> _Exercise description_
Please print all of the material below, word for word.
***** Data lines
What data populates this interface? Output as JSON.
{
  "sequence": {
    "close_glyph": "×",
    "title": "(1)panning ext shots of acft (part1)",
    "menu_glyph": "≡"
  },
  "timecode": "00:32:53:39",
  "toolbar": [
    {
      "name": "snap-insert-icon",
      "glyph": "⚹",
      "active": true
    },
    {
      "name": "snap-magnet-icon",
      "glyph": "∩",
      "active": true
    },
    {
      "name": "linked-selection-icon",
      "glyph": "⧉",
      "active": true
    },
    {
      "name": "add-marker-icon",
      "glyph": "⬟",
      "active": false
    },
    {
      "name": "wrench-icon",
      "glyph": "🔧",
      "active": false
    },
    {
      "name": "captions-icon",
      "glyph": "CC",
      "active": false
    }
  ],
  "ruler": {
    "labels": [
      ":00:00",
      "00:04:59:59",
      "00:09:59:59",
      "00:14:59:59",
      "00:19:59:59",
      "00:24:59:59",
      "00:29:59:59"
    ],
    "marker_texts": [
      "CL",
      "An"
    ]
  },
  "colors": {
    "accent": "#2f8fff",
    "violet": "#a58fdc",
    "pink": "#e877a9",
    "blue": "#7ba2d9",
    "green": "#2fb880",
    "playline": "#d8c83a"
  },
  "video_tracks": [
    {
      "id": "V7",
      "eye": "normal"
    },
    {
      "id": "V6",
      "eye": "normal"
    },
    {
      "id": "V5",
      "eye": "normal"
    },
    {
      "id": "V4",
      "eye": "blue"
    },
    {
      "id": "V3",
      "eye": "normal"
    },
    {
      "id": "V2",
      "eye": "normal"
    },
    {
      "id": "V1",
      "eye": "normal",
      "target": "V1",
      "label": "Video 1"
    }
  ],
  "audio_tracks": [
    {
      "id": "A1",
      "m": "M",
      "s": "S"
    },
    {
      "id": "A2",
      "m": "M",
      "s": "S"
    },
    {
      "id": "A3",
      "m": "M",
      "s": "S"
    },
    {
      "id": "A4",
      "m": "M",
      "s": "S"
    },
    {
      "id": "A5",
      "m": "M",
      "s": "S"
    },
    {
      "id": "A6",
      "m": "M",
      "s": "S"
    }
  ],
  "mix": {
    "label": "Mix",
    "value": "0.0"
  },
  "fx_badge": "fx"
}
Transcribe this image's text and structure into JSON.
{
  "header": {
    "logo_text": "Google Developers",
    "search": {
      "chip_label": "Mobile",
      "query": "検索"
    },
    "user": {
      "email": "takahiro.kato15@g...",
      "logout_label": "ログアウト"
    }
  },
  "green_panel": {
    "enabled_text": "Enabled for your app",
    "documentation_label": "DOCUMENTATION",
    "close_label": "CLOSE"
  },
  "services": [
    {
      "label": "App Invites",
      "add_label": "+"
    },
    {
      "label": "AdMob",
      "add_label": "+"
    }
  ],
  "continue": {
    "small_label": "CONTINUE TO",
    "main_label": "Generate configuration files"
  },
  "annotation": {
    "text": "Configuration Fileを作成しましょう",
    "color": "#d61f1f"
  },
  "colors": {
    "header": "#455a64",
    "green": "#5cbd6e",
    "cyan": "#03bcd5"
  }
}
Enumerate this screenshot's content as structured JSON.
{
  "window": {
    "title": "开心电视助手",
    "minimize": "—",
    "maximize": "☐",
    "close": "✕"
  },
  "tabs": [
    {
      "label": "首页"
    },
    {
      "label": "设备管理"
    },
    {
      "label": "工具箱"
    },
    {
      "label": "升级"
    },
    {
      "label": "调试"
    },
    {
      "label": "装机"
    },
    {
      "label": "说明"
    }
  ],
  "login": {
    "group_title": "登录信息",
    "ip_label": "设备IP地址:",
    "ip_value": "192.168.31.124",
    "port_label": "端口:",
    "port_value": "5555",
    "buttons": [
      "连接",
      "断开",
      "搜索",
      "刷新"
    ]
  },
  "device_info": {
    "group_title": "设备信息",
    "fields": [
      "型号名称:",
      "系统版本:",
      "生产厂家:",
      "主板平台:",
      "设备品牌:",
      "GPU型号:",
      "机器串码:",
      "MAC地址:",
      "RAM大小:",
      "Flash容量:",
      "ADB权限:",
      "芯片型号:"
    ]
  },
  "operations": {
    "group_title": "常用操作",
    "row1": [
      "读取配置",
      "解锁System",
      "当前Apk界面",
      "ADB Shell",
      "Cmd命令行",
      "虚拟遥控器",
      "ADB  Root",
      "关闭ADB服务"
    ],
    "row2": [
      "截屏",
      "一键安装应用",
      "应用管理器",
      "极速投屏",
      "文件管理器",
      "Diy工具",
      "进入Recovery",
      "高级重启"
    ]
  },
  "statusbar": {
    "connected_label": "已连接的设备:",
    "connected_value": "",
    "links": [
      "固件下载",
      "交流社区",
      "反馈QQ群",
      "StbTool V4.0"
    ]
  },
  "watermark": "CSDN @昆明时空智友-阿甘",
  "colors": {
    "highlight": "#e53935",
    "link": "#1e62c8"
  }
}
**********
> _Result below_
What data populates this interface? Output as JSON.
{
  "sequence": {
    "close_glyph": "×",
    "title": "(1)panning ext shots of acft (part1)",
    "menu_glyph": "≡"
  },
  "timecode": "00:32:53:39",
  "toolbar": [
    {
      "name": "snap-insert-icon",
      "glyph": "⚹",
      "active": true
    },
    {
      "name": "snap-magnet-icon",
      "glyph": "∩",
      "active": true
    },
    {
      "name": "linked-selection-icon",
      "glyph": "⧉",
      "active": true
    },
    {
      "name": "add-marker-icon",
      "glyph": "⬟",
      "active": false
    },
    {
      "name": "wrench-icon",
      "glyph": "🔧",
      "active": false
    },
    {
      "name": "captions-icon",
      "glyph": "CC",
      "active": false
    }
  ],
  "ruler": {
    "labels": [
      ":00:00",
      "00:04:59:59",
      "00:09:59:59",
      "00:14:59:59",
      "00:19:59:59",
      "00:24:59:59",
      "00:29:59:59"
    ],
    "marker_texts": [
      "CL",
      "An"
    ]
  },
  "colors": {
    "accent": "#2f8fff",
    "violet": "#a58fdc",
    "pink": "#e877a9",
    "blue": "#7ba2d9",
    "green": "#2fb880",
    "playline": "#d8c83a"
  },
  "video_tracks": [
    {
      "id": "V7",
      "eye": "normal"
    },
    {
      "id": "V6",
      "eye": "normal"
    },
    {
      "id": "V5",
      "eye": "normal"
    },
    {
      "id": "V4",
      "eye": "blue"
    },
    {
      "id": "V3",
      "eye": "normal"
    },
    {
      "id": "V2",
      "eye": "normal"
    },
    {
      "id": "V1",
      "eye": "normal",
      "target": "V1",
      "label": "Video 1"
    }
  ],
  "audio_tracks": [
    {
      "id": "A1",
      "m": "M",
      "s": "S"
    },
    {
      "id": "A2",
      "m": "M",
      "s": "S"
    },
    {
      "id": "A3",
      "m": "M",
      "s": "S"
    },
    {
      "id": "A4",
      "m": "M",
      "s": "S"
    },
    {
      "id": "A5",
      "m": "M",
      "s": "S"
    },
    {
      "id": "A6",
      "m": "M",
      "s": "S"
    }
  ],
  "mix": {
    "label": "Mix",
    "value": "0.0"
  },
  "fx_badge": "fx"
}
Transcribe this image's text and structure into JSON.
{
  "header": {
    "logo_text": "Google Developers",
    "search": {
      "chip_label": "Mobile",
      "query": "検索"
    },
    "user": {
      "email": "takahiro.kato15@g...",
      "logout_label": "ログアウト"
    }
  },
  "green_panel": {
    "enabled_text": "Enabled for your app",
    "documentation_label": "DOCUMENTATION",
    "close_label": "CLOSE"
  },
  "services": [
    {
      "label": "App Invites",
      "add_label": "+"
    },
    {
      "label": "AdMob",
      "add_label": "+"
    }
  ],
  "continue": {
    "small_label": "CONTINUE TO",
    "main_label": "Generate configuration files"
  },
  "annotation": {
    "text": "Configuration Fileを作成しましょう",
    "color": "#d61f1f"
  },
  "colors": {
    "header": "#455a64",
    "green": "#5cbd6e",
    "cyan": "#03bcd5"
  }
}
Enumerate this screenshot's content as structured JSON.
{
  "window": {
    "title": "开心电视助手",
    "minimize": "—",
    "maximize": "☐",
    "close": "✕"
  },
  "tabs": [
    {
      "label": "首页"
    },
    {
      "label": "设备管理"
    },
    {
      "label": "工具箱"
    },
    {
      "label": "升级"
    },
    {
      "label": "调试"
    },
    {
      "label": "装机"
    },
    {
      "label": "说明"
    }
  ],
  "login": {
    "group_title": "登录信息",
    "ip_label": "设备IP地址:",
    "ip_value": "192.168.31.124",
    "port_label": "端口:",
    "port_value": "5555",
    "buttons": [
      "连接",
      "断开",
      "搜索",
      "刷新"
    ]
  },
  "device_info": {
    "group_title": "设备信息",
    "fields": [
      "型号名称:",
      "系统版本:",
      "生产厂家:",
      "主板平台:",
      "设备品牌:",
      "GPU型号:",
      "机器串码:",
      "MAC地址:",
      "RAM大小:",
      "Flash容量:",
      "ADB权限:",
      "芯片型号:"
    ]
  },
  "operations": {
    "group_title": "常用操作",
    "row1": [
      "读取配置",
      "解锁System",
      "当前Apk界面",
      "ADB Shell",
      "Cmd命令行",
      "虚拟遥控器",
      "ADB  Root",
      "关闭ADB服务"
    ],
    "row2": [
      "截屏",
      "一键安装应用",
      "应用管理器",
      "极速投屏",
      "文件管理器",
      "Diy工具",
      "进入Recovery",
      "高级重启"
    ]
  },
  "statusbar": {
    "connected_label": "已连接的设备:",
    "connected_value": "",
    "links": [
      "固件下载",
      "交流社区",
      "反馈QQ群",
      "StbTool V4.0"
    ]
  },
  "watermark": "CSDN @昆明时空智友-阿甘",
  "colors": {
    "highlight": "#e53935",
    "link": "#1e62c8"
  }
}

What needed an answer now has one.